---------- STORED ROWS

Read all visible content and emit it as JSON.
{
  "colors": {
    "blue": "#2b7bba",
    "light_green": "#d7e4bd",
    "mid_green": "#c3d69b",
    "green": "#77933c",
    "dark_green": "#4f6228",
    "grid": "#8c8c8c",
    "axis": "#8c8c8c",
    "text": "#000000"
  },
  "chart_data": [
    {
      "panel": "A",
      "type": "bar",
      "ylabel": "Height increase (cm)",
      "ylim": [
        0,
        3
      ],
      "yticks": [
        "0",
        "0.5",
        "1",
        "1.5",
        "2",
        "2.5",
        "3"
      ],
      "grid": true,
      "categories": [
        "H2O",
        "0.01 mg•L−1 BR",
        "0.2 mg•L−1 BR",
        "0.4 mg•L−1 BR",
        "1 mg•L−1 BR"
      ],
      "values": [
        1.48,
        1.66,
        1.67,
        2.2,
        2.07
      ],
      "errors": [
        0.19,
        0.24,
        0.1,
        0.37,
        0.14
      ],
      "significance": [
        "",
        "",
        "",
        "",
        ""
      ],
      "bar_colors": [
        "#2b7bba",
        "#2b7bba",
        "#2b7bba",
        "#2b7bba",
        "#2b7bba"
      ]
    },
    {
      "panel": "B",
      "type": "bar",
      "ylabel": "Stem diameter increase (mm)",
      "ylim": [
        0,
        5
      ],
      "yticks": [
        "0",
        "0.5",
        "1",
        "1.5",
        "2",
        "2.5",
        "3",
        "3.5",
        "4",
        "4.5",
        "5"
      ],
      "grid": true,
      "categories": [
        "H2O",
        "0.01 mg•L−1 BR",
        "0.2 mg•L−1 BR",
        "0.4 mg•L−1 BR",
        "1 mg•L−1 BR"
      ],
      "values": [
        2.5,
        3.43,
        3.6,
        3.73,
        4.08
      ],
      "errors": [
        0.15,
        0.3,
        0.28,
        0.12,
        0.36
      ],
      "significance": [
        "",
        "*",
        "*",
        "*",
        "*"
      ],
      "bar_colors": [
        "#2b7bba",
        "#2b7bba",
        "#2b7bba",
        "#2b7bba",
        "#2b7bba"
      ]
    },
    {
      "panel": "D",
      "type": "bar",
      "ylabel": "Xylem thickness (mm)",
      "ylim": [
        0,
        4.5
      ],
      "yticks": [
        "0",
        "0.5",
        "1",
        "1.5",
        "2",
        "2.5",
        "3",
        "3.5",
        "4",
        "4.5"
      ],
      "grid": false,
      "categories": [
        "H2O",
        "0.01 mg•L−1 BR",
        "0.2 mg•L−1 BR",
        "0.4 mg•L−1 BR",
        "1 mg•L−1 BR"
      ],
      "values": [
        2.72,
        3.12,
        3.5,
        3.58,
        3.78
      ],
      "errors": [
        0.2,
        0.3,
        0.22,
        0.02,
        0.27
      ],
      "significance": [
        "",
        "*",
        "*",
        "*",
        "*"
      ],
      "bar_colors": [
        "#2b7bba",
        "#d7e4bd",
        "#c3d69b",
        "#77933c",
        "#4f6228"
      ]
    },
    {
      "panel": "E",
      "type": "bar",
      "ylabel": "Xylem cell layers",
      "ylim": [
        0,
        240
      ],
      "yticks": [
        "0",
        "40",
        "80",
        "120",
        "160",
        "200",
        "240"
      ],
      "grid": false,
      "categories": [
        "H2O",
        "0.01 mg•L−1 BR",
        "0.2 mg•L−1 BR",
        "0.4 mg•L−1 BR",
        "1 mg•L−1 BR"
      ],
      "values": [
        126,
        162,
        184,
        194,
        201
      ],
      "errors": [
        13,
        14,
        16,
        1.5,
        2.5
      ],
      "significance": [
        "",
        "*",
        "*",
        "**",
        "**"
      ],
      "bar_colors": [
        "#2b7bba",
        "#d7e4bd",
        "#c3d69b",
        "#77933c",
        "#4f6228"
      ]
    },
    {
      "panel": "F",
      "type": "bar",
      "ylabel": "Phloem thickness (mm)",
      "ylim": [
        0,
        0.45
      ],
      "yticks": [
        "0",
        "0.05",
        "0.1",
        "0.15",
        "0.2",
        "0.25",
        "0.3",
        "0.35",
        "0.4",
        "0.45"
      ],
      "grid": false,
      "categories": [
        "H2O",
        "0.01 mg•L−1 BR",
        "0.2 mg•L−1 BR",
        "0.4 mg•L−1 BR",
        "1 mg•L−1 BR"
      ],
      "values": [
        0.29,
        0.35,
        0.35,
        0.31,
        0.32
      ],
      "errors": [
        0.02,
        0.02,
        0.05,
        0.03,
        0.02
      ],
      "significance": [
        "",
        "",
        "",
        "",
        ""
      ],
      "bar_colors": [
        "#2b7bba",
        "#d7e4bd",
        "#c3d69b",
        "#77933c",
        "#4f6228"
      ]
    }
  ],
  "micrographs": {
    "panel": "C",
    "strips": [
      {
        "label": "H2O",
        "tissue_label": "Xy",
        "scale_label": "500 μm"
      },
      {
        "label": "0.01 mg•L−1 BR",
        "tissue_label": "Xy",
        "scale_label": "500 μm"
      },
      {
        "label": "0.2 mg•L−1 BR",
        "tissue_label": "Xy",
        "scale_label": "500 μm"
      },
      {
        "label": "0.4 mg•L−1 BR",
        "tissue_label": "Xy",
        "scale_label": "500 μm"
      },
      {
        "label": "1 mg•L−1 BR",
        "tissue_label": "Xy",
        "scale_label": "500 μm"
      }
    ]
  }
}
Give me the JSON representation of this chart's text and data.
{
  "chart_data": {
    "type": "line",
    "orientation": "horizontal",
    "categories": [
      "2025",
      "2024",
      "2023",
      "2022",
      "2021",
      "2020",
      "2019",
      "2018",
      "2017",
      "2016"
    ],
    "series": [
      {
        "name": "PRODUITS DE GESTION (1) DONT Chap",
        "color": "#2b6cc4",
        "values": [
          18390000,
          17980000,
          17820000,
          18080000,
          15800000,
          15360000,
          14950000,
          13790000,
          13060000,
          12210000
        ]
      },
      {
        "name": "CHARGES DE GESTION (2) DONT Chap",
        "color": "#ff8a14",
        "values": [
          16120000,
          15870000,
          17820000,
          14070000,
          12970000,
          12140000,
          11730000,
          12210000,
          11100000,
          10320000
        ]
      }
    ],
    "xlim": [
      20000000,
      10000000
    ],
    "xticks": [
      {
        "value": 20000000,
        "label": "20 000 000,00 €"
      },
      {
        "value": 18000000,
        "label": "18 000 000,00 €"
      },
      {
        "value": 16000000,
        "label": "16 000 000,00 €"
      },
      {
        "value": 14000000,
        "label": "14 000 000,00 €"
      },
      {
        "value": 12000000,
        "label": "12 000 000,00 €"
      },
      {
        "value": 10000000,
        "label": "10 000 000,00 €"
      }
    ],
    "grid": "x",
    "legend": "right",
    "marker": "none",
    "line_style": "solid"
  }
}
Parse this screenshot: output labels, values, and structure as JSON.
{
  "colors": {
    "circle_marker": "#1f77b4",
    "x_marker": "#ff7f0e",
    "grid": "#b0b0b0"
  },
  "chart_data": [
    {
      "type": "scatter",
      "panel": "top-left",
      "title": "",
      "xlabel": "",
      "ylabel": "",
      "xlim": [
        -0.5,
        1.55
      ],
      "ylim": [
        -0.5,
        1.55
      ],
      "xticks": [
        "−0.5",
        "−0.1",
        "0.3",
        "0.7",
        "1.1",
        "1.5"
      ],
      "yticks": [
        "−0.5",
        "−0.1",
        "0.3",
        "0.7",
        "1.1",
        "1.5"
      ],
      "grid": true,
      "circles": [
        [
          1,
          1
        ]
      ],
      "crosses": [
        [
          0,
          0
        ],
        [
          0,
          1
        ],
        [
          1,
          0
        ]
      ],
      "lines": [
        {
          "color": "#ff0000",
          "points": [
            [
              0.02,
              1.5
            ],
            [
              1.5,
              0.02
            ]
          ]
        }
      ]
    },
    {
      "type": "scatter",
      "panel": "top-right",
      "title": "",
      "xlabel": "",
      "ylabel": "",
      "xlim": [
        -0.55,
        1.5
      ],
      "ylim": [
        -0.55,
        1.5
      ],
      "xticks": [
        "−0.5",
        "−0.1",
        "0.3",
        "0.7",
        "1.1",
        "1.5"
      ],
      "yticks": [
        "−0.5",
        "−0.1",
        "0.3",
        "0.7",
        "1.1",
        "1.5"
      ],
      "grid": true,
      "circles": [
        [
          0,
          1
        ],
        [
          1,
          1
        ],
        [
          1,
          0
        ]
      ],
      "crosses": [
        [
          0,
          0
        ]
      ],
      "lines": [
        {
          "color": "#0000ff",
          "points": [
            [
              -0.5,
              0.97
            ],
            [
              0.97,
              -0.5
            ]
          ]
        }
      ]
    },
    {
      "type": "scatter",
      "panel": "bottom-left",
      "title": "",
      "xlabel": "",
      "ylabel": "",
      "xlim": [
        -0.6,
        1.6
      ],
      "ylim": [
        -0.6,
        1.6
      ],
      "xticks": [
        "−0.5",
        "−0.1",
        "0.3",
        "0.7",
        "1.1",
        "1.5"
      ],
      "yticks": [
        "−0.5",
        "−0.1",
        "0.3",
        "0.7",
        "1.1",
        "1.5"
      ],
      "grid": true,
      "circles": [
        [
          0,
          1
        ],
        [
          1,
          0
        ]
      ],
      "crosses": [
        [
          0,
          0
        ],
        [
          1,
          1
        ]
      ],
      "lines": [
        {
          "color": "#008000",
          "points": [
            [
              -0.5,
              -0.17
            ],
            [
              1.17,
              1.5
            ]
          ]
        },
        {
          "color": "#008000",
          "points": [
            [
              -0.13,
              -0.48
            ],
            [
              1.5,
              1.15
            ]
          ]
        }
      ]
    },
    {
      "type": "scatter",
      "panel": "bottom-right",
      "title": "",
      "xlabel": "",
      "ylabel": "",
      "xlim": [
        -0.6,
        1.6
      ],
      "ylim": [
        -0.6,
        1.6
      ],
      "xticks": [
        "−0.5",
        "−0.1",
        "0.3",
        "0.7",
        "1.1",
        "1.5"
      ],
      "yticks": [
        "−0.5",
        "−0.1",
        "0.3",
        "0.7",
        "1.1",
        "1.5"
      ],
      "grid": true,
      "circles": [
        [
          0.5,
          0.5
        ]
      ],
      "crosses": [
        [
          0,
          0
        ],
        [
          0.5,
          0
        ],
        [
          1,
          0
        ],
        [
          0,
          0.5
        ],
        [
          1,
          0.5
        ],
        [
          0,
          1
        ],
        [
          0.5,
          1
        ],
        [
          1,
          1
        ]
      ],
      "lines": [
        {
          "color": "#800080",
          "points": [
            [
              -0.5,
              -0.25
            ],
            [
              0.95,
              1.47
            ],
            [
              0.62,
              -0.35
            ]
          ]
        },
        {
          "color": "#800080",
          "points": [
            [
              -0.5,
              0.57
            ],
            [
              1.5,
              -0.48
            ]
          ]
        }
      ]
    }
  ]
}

--------------------

YOUR GOAL - Search the preceding listing for the word "this" and pull out every line that holds it.

FULL SOLUTION -
Give me the JSON representation of this chart's text and data.
Parse this screenshot: output labels, values, and structure as JSON.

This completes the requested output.